Any picture in the material should be left out, while all other lines are copied exactly.

#####

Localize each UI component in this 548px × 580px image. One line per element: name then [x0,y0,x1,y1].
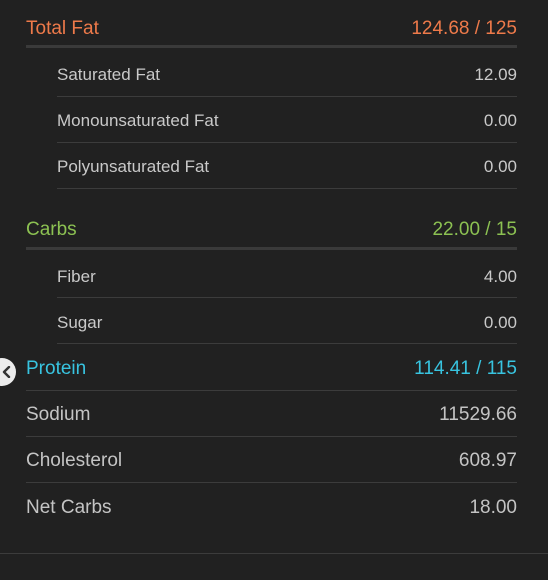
divider [57,343,517,344]
divider [26,45,517,48]
nutrient-value: 11529.66 [439,404,517,425]
nutrient-value: 608.97 [458,450,517,471]
nutrient-label: Sodium [26,404,91,425]
divider [26,482,517,483]
nutrient-label: Monounsaturated Fat [57,111,219,130]
net-carbs-row: Net Carbs 18.00 [26,485,517,531]
collapse-button[interactable] [0,358,16,386]
monounsaturated-fat-row: Monounsaturated Fat 0.00 [57,98,517,144]
carbs-row[interactable]: Carbs 22.00 / 15 [26,208,517,252]
nutrient-label: Fiber [57,267,96,286]
total-fat-value: 124.68 / 125 [411,18,517,39]
nutrition-breakdown: Total Fat 124.68 / 125 Saturated Fat 12.… [0,0,548,580]
divider [57,188,517,189]
nutrient-label: Polyunsaturated Fat [57,157,210,176]
nutrient-value: 0.00 [483,313,517,332]
nutrient-label: Sugar [57,313,103,332]
protein-row[interactable]: Protein 114.41 / 115 [26,346,517,392]
divider [57,96,517,97]
cholesterol-row: Cholesterol 608.97 [26,438,517,484]
divider [26,390,517,391]
nutrient-value: 0.00 [483,111,517,130]
nutrient-value: 0.00 [483,157,517,176]
nutrient-label: Net Carbs [26,497,112,518]
total-fat-label: Total Fat [26,18,99,39]
saturated-fat-row: Saturated Fat 12.09 [57,52,517,98]
polyunsaturated-fat-row: Polyunsaturated Fat 0.00 [57,144,517,190]
nutrient-label: Cholesterol [26,450,123,471]
chevron-left-icon [2,366,11,378]
fiber-row: Fiber 4.00 [57,254,517,300]
divider [26,247,517,250]
divider [26,436,517,437]
sugar-row: Sugar 0.00 [57,300,517,346]
nutrient-value: 4.00 [483,267,517,286]
protein-label: Protein [26,358,87,379]
nutrient-value: 12.09 [474,65,517,84]
nutrient-label: Saturated Fat [57,65,161,84]
protein-value: 114.41 / 115 [414,358,517,379]
carbs-label: Carbs [26,219,77,240]
nutrient-value: 18.00 [469,497,517,518]
carbs-value: 22.00 / 15 [432,219,517,240]
sodium-row: Sodium 11529.66 [26,392,517,438]
divider [57,142,517,143]
divider [0,553,548,554]
divider [57,297,517,298]
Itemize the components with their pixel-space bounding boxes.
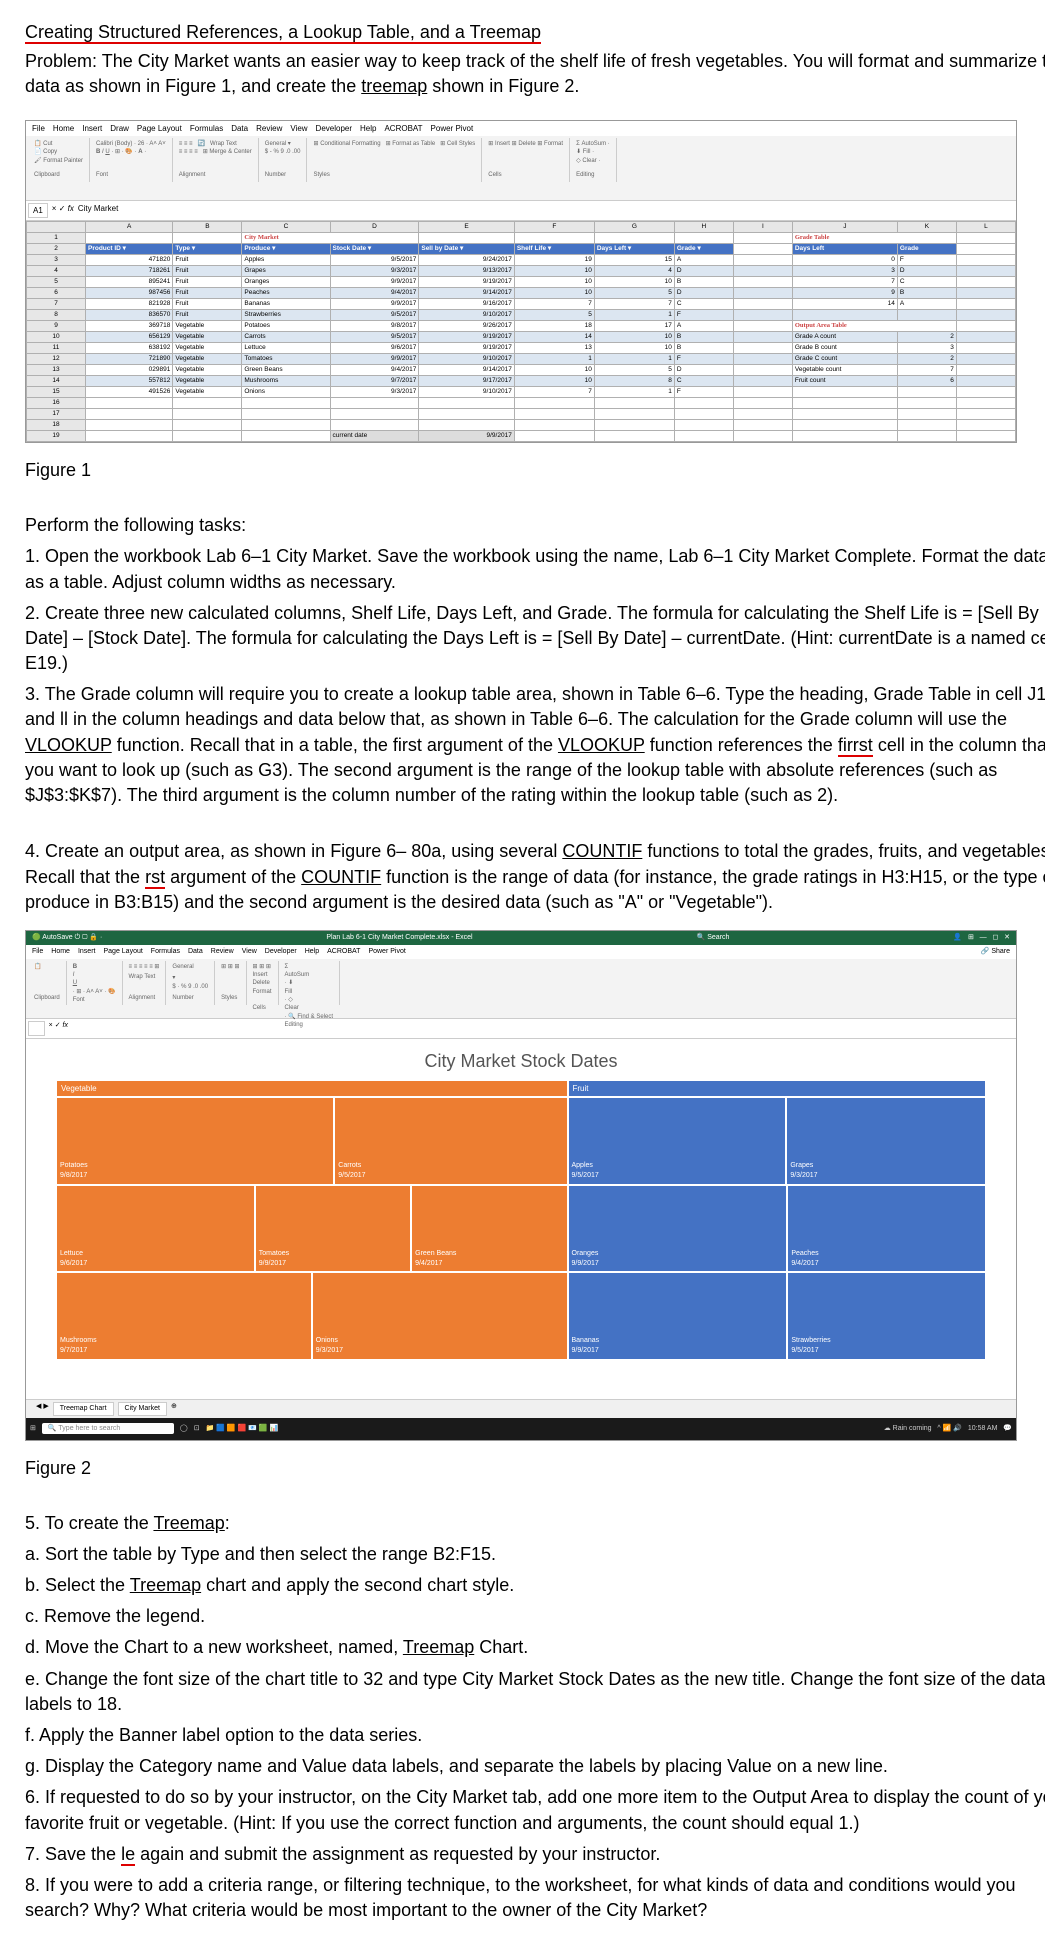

#####

→ **SOLUTION FOR THIS TASK**
Localize each UI component in this 548px × 580px image. One line per element: name then [x0,y0,x1,y1].
divider [57,343,517,344]
divider [26,45,517,48]
nutrient-value: 11529.66 [439,404,517,425]
nutrient-value: 608.97 [458,450,517,471]
nutrient-label: Sodium [26,404,91,425]
divider [26,482,517,483]
nutrient-label: Monounsaturated Fat [57,111,219,130]
net-carbs-row: Net Carbs 18.00 [26,485,517,531]
collapse-button[interactable] [0,358,16,386]
monounsaturated-fat-row: Monounsaturated Fat 0.00 [57,98,517,144]
carbs-row[interactable]: Carbs 22.00 / 15 [26,208,517,252]
nutrient-label: Fiber [57,267,96,286]
total-fat-value: 124.68 / 125 [411,18,517,39]
nutrition-breakdown: Total Fat 124.68 / 125 Saturated Fat 12.… [0,0,548,580]
divider [57,188,517,189]
nutrient-label: Polyunsaturated Fat [57,157,210,176]
nutrient-value: 0.00 [483,313,517,332]
nutrient-label: Sugar [57,313,103,332]
protein-row[interactable]: Protein 114.41 / 115 [26,346,517,392]
divider [57,96,517,97]
cholesterol-row: Cholesterol 608.97 [26,438,517,484]
divider [26,390,517,391]
nutrient-value: 0.00 [483,111,517,130]
nutrient-value: 0.00 [483,157,517,176]
nutrient-label: Net Carbs [26,497,112,518]
total-fat-label: Total Fat [26,18,99,39]
saturated-fat-row: Saturated Fat 12.09 [57,52,517,98]
polyunsaturated-fat-row: Polyunsaturated Fat 0.00 [57,144,517,190]
nutrient-label: Cholesterol [26,450,123,471]
chevron-left-icon [2,366,11,378]
fiber-row: Fiber 4.00 [57,254,517,300]
divider [26,247,517,250]
divider [26,436,517,437]
sugar-row: Sugar 0.00 [57,300,517,346]
nutrient-value: 4.00 [483,267,517,286]
protein-label: Protein [26,358,87,379]
nutrient-value: 12.09 [474,65,517,84]
nutrient-label: Saturated Fat [57,65,161,84]
protein-value: 114.41 / 115 [414,358,517,379]
carbs-label: Carbs [26,219,77,240]
nutrient-value: 18.00 [469,497,517,518]
carbs-value: 22.00 / 15 [432,219,517,240]
sodium-row: Sodium 11529.66 [26,392,517,438]
divider [57,142,517,143]
divider [0,553,548,554]
divider [57,297,517,298]
Itemize the components with their pixel-space bounding boxes.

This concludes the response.